[Dataset items]

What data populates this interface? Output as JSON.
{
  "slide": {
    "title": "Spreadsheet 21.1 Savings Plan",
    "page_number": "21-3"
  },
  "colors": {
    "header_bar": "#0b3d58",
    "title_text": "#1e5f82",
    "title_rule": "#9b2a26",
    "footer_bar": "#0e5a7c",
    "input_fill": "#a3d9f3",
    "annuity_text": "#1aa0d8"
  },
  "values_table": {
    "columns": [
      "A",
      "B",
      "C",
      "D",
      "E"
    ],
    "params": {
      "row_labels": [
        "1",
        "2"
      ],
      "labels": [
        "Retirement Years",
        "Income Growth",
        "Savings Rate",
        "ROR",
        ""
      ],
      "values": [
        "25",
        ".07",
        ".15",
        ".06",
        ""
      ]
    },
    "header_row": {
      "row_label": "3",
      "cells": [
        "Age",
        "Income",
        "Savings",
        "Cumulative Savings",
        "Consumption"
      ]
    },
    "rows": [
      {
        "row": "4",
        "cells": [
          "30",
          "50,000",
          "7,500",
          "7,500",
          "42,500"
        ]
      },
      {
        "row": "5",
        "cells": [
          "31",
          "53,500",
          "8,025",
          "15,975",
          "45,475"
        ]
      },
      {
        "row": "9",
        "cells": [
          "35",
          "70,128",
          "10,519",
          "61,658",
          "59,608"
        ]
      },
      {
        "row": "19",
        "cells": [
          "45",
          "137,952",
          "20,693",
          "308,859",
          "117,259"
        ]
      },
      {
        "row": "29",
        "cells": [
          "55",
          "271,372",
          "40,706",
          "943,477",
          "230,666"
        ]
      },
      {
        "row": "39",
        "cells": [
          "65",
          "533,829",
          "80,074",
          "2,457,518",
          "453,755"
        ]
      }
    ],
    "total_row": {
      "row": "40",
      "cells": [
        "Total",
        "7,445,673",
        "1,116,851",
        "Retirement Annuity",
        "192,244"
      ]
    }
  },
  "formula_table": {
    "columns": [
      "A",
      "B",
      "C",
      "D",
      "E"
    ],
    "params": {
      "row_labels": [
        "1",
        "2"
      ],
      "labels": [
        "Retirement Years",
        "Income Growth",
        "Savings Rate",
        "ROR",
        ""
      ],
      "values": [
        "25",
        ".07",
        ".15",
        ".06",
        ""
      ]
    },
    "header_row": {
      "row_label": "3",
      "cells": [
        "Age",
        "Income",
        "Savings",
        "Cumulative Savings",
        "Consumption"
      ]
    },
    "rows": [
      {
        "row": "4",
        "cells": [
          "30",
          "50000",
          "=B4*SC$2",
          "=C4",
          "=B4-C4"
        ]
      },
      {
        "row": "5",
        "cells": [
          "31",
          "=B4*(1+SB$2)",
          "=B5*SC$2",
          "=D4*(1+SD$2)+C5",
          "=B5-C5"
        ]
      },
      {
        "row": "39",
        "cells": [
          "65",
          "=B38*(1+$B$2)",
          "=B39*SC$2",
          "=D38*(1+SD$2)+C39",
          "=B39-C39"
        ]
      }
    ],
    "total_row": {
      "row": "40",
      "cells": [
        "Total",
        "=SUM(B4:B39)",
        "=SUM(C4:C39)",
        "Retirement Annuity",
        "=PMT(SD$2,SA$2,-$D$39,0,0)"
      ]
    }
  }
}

:: Problem requirements ::
Your task is to transcribe the material exactly.

:: Answer to the task ::
What data populates this interface? Output as JSON.
{
  "slide": {
    "title": "Spreadsheet 21.1 Savings Plan",
    "page_number": "21-3"
  },
  "colors": {
    "header_bar": "#0b3d58",
    "title_text": "#1e5f82",
    "title_rule": "#9b2a26",
    "footer_bar": "#0e5a7c",
    "input_fill": "#a3d9f3",
    "annuity_text": "#1aa0d8"
  },
  "values_table": {
    "columns": [
      "A",
      "B",
      "C",
      "D",
      "E"
    ],
    "params": {
      "row_labels": [
        "1",
        "2"
      ],
      "labels": [
        "Retirement Years",
        "Income Growth",
        "Savings Rate",
        "ROR",
        ""
      ],
      "values": [
        "25",
        ".07",
        ".15",
        ".06",
        ""
      ]
    },
    "header_row": {
      "row_label": "3",
      "cells": [
        "Age",
        "Income",
        "Savings",
        "Cumulative Savings",
        "Consumption"
      ]
    },
    "rows": [
      {
        "row": "4",
        "cells": [
          "30",
          "50,000",
          "7,500",
          "7,500",
          "42,500"
        ]
      },
      {
        "row": "5",
        "cells": [
          "31",
          "53,500",
          "8,025",
          "15,975",
          "45,475"
        ]
      },
      {
        "row": "9",
        "cells": [
          "35",
          "70,128",
          "10,519",
          "61,658",
          "59,608"
        ]
      },
      {
        "row": "19",
        "cells": [
          "45",
          "137,952",
          "20,693",
          "308,859",
          "117,259"
        ]
      },
      {
        "row": "29",
        "cells": [
          "55",
          "271,372",
          "40,706",
          "943,477",
          "230,666"
        ]
      },
      {
        "row": "39",
        "cells": [
          "65",
          "533,829",
          "80,074",
          "2,457,518",
          "453,755"
        ]
      }
    ],
    "total_row": {
      "row": "40",
      "cells": [
        "Total",
        "7,445,673",
        "1,116,851",
        "Retirement Annuity",
        "192,244"
      ]
    }
  },
  "formula_table": {
    "columns": [
      "A",
      "B",
      "C",
      "D",
      "E"
    ],
    "params": {
      "row_labels": [
        "1",
        "2"
      ],
      "labels": [
        "Retirement Years",
        "Income Growth",
        "Savings Rate",
        "ROR",
        ""
      ],
      "values": [
        "25",
        ".07",
        ".15",
        ".06",
        ""
      ]
    },
    "header_row": {
      "row_label": "3",
      "cells": [
        "Age",
        "Income",
        "Savings",
        "Cumulative Savings",
        "Consumption"
      ]
    },
    "rows": [
      {
        "row": "4",
        "cells": [
          "30",
          "50000",
          "=B4*SC$2",
          "=C4",
          "=B4-C4"
        ]
      },
      {
        "row": "5",
        "cells": [
          "31",
          "=B4*(1+SB$2)",
          "=B5*SC$2",
          "=D4*(1+SD$2)+C5",
          "=B5-C5"
        ]
      },
      {
        "row": "39",
        "cells": [
          "65",
          "=B38*(1+$B$2)",
          "=B39*SC$2",
          "=D38*(1+SD$2)+C39",
          "=B39-C39"
        ]
      }
    ],
    "total_row": {
      "row": "40",
      "cells": [
        "Total",
        "=SUM(B4:B39)",
        "=SUM(C4:C39)",
        "Retirement Annuity",
        "=PMT(SD$2,SA$2,-$D$39,0,0)"
      ]
    }
  }
}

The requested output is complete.